**WHAT TO WORK ON:**
Carry on the forum thread about the failing sscanf pattern, starting right after its last line.

**TEXT SECTION:**
□ □ □

Problem using sscanf...

A

Alex Mathieu

Hi,

using sscanf, I'm trying to retrieve something, but nothing seems to
work.

Here's the pattern: SS%*sþ0þ%6s
Heres the data: SS000000395000000000DC-þ0þ799829þ1174503725þ

Actually, I would like to retrieve the "799829" from the data, but it
always failed. I thought that the "%*sþ0þ" would work as if I was
using "%*21cþ0þ", but it doesnt.

Can someone tell me why ?

Regards,

AM.
 
M

mlimber

using sscanf, I'm trying to retrieve something, but nothing seems to
work.

Here's the pattern: SS%*sþ0þ%6s
Heres the data: SS000000395000000000DC-þ0þ799829þ1174503725þ

Actually, I would like to retrieve the "799829" from the data, but it
always failed. I thought that the "%*sþ0þ" would work as if I was
using "%*21cþ0þ", but it doesnt.

Can someone tell me why ?

Nope, but comp.lang.c might help, or you might consider using strtok
or Boost.Tokenizer or even std::tr1::regex (aka Boost.Regex).

Cheers! --M
 
A

ablock84

Hi,

using sscanf, I'm trying to retrieve something, but nothing seems to
work.

Here's the pattern: SS%*sþ0þ%6s
Heres the data: SS000000395000000000DC-þ0þ799829þ1174503725þ

Actually, I would like to retrieve the "799829" from the data, but it
always failed. I thought that the "%*sþ0þ" would work as if I was
using "%*21cþ0þ", but it doesnt.

Can someone tell me why ?

Regards,

AM.

I think your problem is that "%*s" already reads the entire string,
because there is no seperator to stop parsing the string (a whitespace
for example). This means that after "%*s" there's nothing left to
parse.

You really should consider using a regular expressions library, as
mlimber already said.

Alex
 
A

Adrian Hawryluk

Alex said:
Hi,

using sscanf, I'm trying to retrieve something, but nothing seems to
work.

Here's the pattern: SS%*sþ0þ%6s
Heres the data: SS000000395000000000DC-þ0þ799829þ1174503725þ

Actually, I would like to retrieve the "799829" from the data, but it
always failed. I thought that the "%*sþ0þ" would work as if I was
using "%*21cþ0þ", but it doesnt.

Can someone tell me why ?

Regards,

AM.
Because scanf is greedy. It will match till it cannot match anymore.
What your scan pattern does is read in the entire 'word' which means
that it will read till it hits a whitespace. Try /something like/ this:

"SS%*[^-]-þ0þ%[^þ]%*s"

□ □ □

**MATERIAL PROVIDED:**
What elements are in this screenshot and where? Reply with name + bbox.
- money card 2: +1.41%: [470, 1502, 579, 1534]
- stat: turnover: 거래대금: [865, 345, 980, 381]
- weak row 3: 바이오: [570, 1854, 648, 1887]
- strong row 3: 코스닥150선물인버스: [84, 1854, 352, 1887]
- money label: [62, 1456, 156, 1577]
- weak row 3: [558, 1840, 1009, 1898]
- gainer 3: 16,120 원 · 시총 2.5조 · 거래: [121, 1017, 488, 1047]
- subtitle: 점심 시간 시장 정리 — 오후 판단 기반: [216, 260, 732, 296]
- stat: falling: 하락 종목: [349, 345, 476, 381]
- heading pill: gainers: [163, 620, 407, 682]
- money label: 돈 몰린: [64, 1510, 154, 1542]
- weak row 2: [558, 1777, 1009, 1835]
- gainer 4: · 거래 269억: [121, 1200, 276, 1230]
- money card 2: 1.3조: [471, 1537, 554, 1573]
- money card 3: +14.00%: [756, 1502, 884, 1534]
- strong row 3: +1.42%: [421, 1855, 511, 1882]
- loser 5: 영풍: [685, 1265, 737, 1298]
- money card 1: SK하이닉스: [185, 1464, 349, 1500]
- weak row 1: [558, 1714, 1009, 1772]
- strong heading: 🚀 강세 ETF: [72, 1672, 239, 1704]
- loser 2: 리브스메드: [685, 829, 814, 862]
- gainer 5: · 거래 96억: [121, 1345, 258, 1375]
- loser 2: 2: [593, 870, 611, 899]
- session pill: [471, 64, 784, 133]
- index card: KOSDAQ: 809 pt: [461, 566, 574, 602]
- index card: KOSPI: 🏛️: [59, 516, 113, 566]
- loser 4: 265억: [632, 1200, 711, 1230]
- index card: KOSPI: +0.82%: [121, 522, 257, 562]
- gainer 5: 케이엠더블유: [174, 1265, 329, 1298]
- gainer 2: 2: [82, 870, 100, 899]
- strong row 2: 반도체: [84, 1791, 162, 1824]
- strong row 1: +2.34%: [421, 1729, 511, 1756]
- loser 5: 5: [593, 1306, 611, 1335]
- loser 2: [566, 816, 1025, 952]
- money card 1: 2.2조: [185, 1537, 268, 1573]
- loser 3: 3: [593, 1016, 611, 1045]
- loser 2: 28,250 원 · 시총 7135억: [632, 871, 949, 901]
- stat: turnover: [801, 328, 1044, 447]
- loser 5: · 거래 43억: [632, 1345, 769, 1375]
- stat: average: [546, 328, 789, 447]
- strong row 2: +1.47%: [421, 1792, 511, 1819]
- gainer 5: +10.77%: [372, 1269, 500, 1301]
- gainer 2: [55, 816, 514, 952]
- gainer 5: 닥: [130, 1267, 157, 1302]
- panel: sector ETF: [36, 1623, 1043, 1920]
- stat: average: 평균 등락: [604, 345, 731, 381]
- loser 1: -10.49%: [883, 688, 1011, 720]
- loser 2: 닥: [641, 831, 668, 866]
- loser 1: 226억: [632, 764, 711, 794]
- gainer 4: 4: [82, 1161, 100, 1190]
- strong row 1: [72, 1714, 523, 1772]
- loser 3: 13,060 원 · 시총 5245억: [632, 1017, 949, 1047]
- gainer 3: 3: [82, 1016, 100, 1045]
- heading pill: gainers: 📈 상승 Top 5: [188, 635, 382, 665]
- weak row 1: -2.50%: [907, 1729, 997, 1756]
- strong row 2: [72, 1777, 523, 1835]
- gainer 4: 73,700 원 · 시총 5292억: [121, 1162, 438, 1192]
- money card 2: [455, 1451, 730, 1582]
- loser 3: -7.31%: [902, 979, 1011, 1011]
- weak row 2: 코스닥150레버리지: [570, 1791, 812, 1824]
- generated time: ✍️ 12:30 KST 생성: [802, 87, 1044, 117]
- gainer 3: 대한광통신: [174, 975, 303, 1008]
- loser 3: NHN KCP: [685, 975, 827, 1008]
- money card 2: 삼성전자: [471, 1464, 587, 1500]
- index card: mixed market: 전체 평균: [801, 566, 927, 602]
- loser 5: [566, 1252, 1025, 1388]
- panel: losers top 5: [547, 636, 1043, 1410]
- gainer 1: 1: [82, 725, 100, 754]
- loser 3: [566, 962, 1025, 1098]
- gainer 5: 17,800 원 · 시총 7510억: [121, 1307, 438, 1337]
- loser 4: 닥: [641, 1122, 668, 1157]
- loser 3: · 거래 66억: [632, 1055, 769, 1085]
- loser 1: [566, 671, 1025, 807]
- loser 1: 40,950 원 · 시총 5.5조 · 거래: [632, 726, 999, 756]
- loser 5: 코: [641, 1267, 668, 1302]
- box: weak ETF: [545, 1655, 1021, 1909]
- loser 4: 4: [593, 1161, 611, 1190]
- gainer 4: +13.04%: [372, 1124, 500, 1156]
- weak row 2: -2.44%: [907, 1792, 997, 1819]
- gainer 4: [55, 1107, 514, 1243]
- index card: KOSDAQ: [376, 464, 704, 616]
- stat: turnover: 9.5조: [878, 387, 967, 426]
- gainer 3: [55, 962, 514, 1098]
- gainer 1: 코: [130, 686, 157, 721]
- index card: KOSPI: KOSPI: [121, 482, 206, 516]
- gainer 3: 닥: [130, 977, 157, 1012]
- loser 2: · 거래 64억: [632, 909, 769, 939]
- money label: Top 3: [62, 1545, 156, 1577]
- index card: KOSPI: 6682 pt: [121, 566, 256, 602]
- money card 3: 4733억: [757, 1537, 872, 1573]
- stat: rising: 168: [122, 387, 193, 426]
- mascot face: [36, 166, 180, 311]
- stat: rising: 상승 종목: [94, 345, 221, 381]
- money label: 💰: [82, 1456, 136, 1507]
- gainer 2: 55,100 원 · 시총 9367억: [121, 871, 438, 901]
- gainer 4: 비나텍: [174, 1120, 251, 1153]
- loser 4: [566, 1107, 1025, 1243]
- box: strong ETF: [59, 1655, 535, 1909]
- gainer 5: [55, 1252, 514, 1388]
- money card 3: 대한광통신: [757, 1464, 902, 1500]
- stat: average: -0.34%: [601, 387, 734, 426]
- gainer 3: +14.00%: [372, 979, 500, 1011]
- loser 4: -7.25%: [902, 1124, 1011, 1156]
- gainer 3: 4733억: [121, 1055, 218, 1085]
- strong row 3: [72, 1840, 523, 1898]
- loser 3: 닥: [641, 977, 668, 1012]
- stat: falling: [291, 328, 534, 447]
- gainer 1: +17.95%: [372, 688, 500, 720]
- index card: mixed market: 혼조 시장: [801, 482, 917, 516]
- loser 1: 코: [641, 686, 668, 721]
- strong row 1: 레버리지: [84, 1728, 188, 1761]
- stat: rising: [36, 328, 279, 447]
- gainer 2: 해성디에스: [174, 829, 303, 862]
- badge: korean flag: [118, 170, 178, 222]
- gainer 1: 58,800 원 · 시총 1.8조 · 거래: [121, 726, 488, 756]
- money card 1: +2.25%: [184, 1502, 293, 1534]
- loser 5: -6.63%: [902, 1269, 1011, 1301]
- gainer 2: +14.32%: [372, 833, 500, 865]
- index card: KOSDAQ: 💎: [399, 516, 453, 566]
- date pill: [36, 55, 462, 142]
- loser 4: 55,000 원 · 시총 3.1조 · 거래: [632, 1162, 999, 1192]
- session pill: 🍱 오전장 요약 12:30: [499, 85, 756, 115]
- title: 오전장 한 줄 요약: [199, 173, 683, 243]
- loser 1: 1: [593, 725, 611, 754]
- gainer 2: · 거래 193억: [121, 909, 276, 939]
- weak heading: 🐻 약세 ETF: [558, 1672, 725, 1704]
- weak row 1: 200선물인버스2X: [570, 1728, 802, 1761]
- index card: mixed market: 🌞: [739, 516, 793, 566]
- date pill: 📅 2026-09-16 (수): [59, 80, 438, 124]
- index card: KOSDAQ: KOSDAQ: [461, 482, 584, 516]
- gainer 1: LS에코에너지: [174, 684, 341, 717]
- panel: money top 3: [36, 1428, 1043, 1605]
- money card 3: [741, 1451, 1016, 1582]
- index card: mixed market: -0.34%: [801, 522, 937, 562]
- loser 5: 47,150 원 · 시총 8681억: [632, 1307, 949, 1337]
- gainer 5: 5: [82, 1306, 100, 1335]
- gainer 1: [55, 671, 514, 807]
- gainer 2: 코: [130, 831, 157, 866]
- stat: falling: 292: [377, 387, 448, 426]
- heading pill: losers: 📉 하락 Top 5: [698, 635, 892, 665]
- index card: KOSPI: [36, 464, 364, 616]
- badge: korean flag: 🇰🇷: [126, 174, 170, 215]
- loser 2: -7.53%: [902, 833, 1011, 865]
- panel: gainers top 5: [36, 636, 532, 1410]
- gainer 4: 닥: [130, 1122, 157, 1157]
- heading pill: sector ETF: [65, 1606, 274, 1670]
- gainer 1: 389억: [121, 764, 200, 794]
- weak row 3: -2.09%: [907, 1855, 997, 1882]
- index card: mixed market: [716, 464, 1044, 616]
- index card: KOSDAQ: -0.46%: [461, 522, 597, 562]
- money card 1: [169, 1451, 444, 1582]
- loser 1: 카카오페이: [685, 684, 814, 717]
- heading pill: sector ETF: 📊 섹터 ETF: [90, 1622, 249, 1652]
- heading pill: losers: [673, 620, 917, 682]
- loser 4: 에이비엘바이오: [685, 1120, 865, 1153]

□ □ □

**ANSWER BELOW:**
What this says is to read in a string that consists of every character
that is not a '-', read in the -þ0þ then read in a string that consists
of everything but a 'þ', then read in the rest of the 'word' (this last
step not necessary if you are using sscanf).

Note: using scanf can be difficult to get right. I also find the return
value not very useful as it doesn't tell me where the parse completed in
case I want to continue from there, but it could be useful for other
purposes.

When I use scanf, I usually use a %n in the format, and limit the string
read in to stop buffer overflows like this:

int byteOffset = 0; // must init as sscanf will not change if doesn't
// reach %n.
char stuff[7];
stuff[sizeof(stuff)-1] = '\0'; // ensuring null termination of the
// string without initialising the rest
// of it.

// Note the "%6[^þ]", this keeps the stuff buffer from overflowing.
sscanf(buffer, "SS%*[^-]-þ0þ%6[^þ]þ%n", stuff, &byteOffset);
if (byteOffset != 0) {
printf("You have read in the string %s.\n", stuff);
}

However, if you change the size of stuff to contain less elements then
you must change this number too, this is a potential maintenance
problem. To getting around that I would do like so:

// not sure if there is a header that contains these two macros:
#define STRINGIZE2(x) #x
#define STRINGIZE(x) STRINGIZE2(x)

#define DIM 7
int byteOffset = 0; // must init as sscanf will not change if doesn't
// reach %n.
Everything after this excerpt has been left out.